:: SOURCE RECORDS ::

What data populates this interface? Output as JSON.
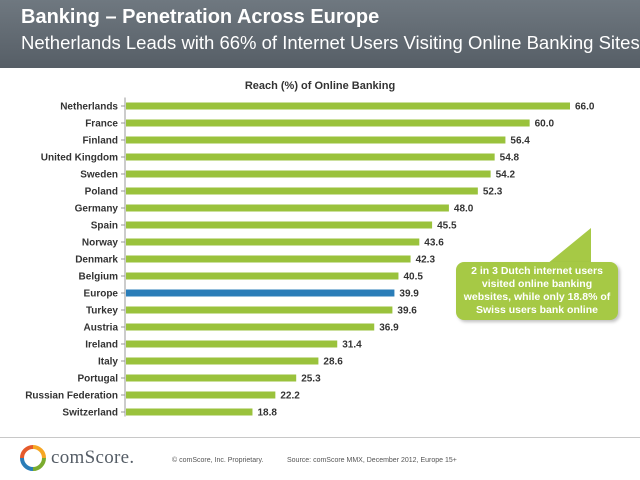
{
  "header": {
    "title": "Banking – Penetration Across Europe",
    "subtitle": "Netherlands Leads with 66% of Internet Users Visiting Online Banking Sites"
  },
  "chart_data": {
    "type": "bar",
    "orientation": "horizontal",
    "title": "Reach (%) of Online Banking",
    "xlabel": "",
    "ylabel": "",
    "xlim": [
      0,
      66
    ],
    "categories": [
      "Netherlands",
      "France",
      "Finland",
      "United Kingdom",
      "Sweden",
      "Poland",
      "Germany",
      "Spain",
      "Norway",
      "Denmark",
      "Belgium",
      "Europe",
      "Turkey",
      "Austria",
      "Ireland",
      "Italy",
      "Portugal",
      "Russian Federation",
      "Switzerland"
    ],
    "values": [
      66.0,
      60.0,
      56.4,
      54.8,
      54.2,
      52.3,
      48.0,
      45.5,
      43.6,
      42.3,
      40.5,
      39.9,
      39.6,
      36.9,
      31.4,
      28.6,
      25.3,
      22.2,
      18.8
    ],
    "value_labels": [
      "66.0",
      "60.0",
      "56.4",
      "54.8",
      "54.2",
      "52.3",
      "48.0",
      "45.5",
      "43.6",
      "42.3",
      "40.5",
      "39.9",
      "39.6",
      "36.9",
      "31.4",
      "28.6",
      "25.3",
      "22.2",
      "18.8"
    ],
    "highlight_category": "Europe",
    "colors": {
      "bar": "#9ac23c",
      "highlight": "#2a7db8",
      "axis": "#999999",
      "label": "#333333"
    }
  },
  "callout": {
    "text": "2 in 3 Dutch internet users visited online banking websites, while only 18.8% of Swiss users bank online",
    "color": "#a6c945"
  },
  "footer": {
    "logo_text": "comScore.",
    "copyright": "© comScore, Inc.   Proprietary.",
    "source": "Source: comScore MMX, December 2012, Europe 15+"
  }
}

:::

BRIEF:
Every record must be copied exactly, with images dropped from the result.

PROBLEM SOLUTION:
What data populates this interface? Output as JSON.
{
  "header": {
    "title": "Banking – Penetration Across Europe",
    "subtitle": "Netherlands Leads with 66% of Internet Users Visiting Online Banking Sites"
  },
  "chart_data": {
    "type": "bar",
    "orientation": "horizontal",
    "title": "Reach (%) of Online Banking",
    "xlabel": "",
    "ylabel": "",
    "xlim": [
      0,
      66
    ],
    "categories": [
      "Netherlands",
      "France",
      "Finland",
      "United Kingdom",
      "Sweden",
      "Poland",
      "Germany",
      "Spain",
      "Norway",
      "Denmark",
      "Belgium",
      "Europe",
      "Turkey",
      "Austria",
      "Ireland",
      "Italy",
      "Portugal",
      "Russian Federation",
      "Switzerland"
    ],
    "values": [
      66.0,
      60.0,
      56.4,
      54.8,
      54.2,
      52.3,
      48.0,
      45.5,
      43.6,
      42.3,
      40.5,
      39.9,
      39.6,
      36.9,
      31.4,
      28.6,
      25.3,
      22.2,
      18.8
    ],
    "value_labels": [
      "66.0",
      "60.0",
      "56.4",
      "54.8",
      "54.2",
      "52.3",
      "48.0",
      "45.5",
      "43.6",
      "42.3",
      "40.5",
      "39.9",
      "39.6",
      "36.9",
      "31.4",
      "28.6",
      "25.3",
      "22.2",
      "18.8"
    ],
    "highlight_category": "Europe",
    "colors": {
      "bar": "#9ac23c",
      "highlight": "#2a7db8",
      "axis": "#999999",
      "label": "#333333"
    }
  },
  "callout": {
    "text": "2 in 3 Dutch internet users visited online banking websites, while only 18.8% of Swiss users bank online",
    "color": "#a6c945"
  },
  "footer": {
    "logo_text": "comScore.",
    "copyright": "© comScore, Inc.   Proprietary.",
    "source": "Source: comScore MMX, December 2012, Europe 15+"
  }
}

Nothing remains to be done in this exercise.